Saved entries
══════

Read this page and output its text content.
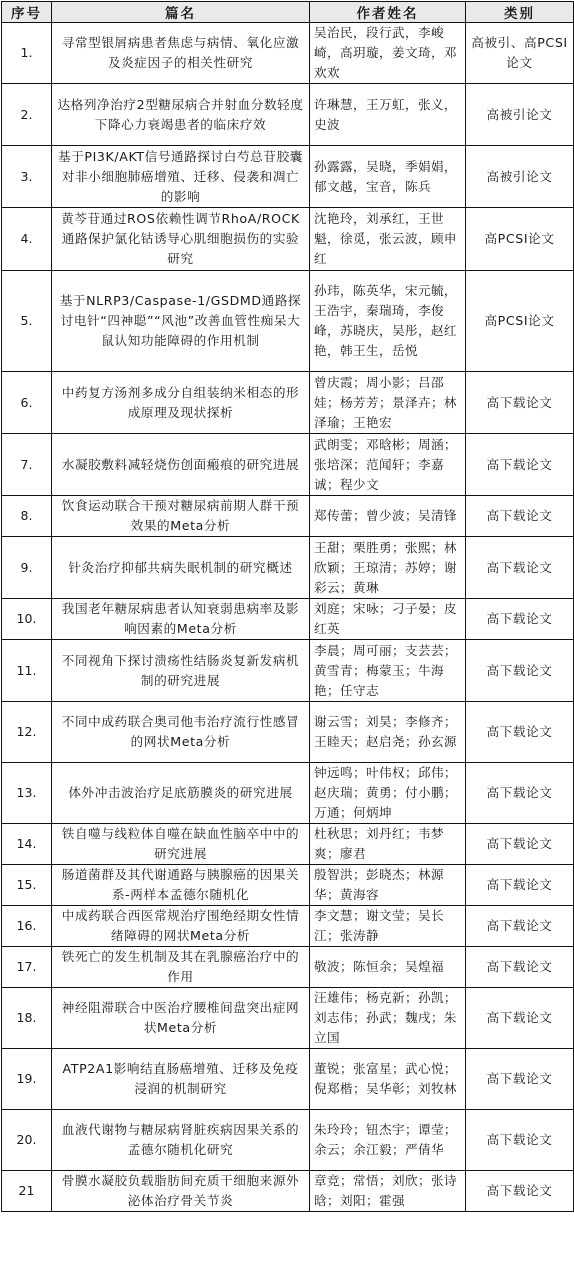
序号	篇名	作者姓名	类别
1.	寻常型银屑病患者焦虑与病情、氧化应激及炎症因子的相关性研究	吴治民，段行武，李峻崎，高玥璇，姜文琦，邓欢欢	高被引、高PCSI论文
2.	达格列净治疗2型糖尿病合并射血分数轻度下降心力衰竭患者的临床疗效	许琳慧，王万虹，张义，史波	高被引论文
3.	基于PI3K/AKT信号通路探讨白芍总苷胶囊对非小细胞肺癌增殖、迁移、侵袭和凋亡的影响	孙露露，吴晓，季娟娟，郁文越，宝音，陈兵	高被引论文
4.	黄芩苷通过ROS依赖性调节RhoA/ROCK通路保护氯化钴诱导心肌细胞损伤的实验研究	沈艳玲，刘承红，王世魁，徐觅，张云波，顾申红	高PCSI论文
5.	基于NLRP3/Caspase-1/GSDMD通路探讨电针“四神聪”“风池”改善血管性痴呆大鼠认知功能障碍的作用机制	孙玮，陈英华，宋元毓，王浩宇，秦瑞琦，李俊峰，苏晓庆，吴彤，赵红艳，韩王生，岳悦	高PCSI论文
6.	中药复方汤剂多成分自组装纳米相态的形成原理及现状探析	曾庆霞；周小影；吕邵娃；杨芳芳；景泽卉；林泽瑜；王艳宏	高下载论文
7.	水凝胶敷料减轻烧伤创面瘢痕的研究进展	武朗雯；邓晗彬；周涵；张培深；范闻轩；李嘉诚；程少文	高下载论文
8.	饮食运动联合干预对糖尿病前期人群干预效果的Meta分析	郑传蕾；曾少波；吴清锋	高下载论文
9.	针灸治疗抑郁共病失眠机制的研究概述	王甜；栗胜勇；张熙；林欣颖；王琼清；苏婷；谢彩云；黄琳	高下载论文
10.	我国老年糖尿病患者认知衰弱患病率及影响因素的Meta分析	刘庭；宋咏；刁子晏；皮红英	高下载论文
11.	不同视角下探讨溃疡性结肠炎复新发病机制的研究进展	李晨；周可丽；支芸芸；黄雪青；梅蒙玉；牛海艳；任守志	高下载论文
12.	不同中成药联合奥司他韦治疗流行性感冒的网状Meta分析	谢云雪；刘昊；李修齐；王睦天；赵启尧；孙玄源	高下载论文
13.	体外冲击波治疗足底筋膜炎的研究进展	钟远鸣；叶伟权；邱伟；赵庆瑞；黄勇；付小鹏；万通；何炳坤	高下载论文
14.	铁自噬与线粒体自噬在缺血性脑卒中中的研究进展	杜秋思；刘丹红；韦梦爽；廖君	高下载论文
15.	肠道菌群及其代谢通路与胰腺癌的因果关系-两样本孟德尔随机化	殷智洪；彭晓杰；林源华；黄海容	高下载论文
16.	中成药联合西医常规治疗围绝经期女性情绪障碍的网状Meta分析	李文慧；谢文莹；吴长江；张涛静	高下载论文
17.	铁死亡的发生机制及其在乳腺癌治疗中的作用	敬波；陈恒余；吴煌福	高下载论文
18.	神经阻滞联合中医治疗腰椎间盘突出症网状Meta分析	汪雄伟；杨克新；孙凯；刘志伟；孙武；魏戌；朱立国	高下载论文
19.	ATP2A1影响结直肠癌增殖、迁移及免疫浸润的机制研究	董锐；张富星；武心悦；倪郑楷；吴华彰；刘牧林	高下载论文
20.	血液代谢物与糖尿病肾脏疾病因果关系的孟德尔随机化研究	朱玲玲；钮杰宇；谭莹；余云；余江毅；严倩华	高下载论文
21	骨膜水凝胶负载脂肪间充质干细胞来源外泌体治疗骨关节炎	章竞；常悟；刘欣；张诗晗；刘阳；霍强	高下载论文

══════

§ WORK TO BE COMPLETED: State how many lines in the entries above include the word "高被引论文"; reply with the number alone.

§ COMPLETED TASK: 2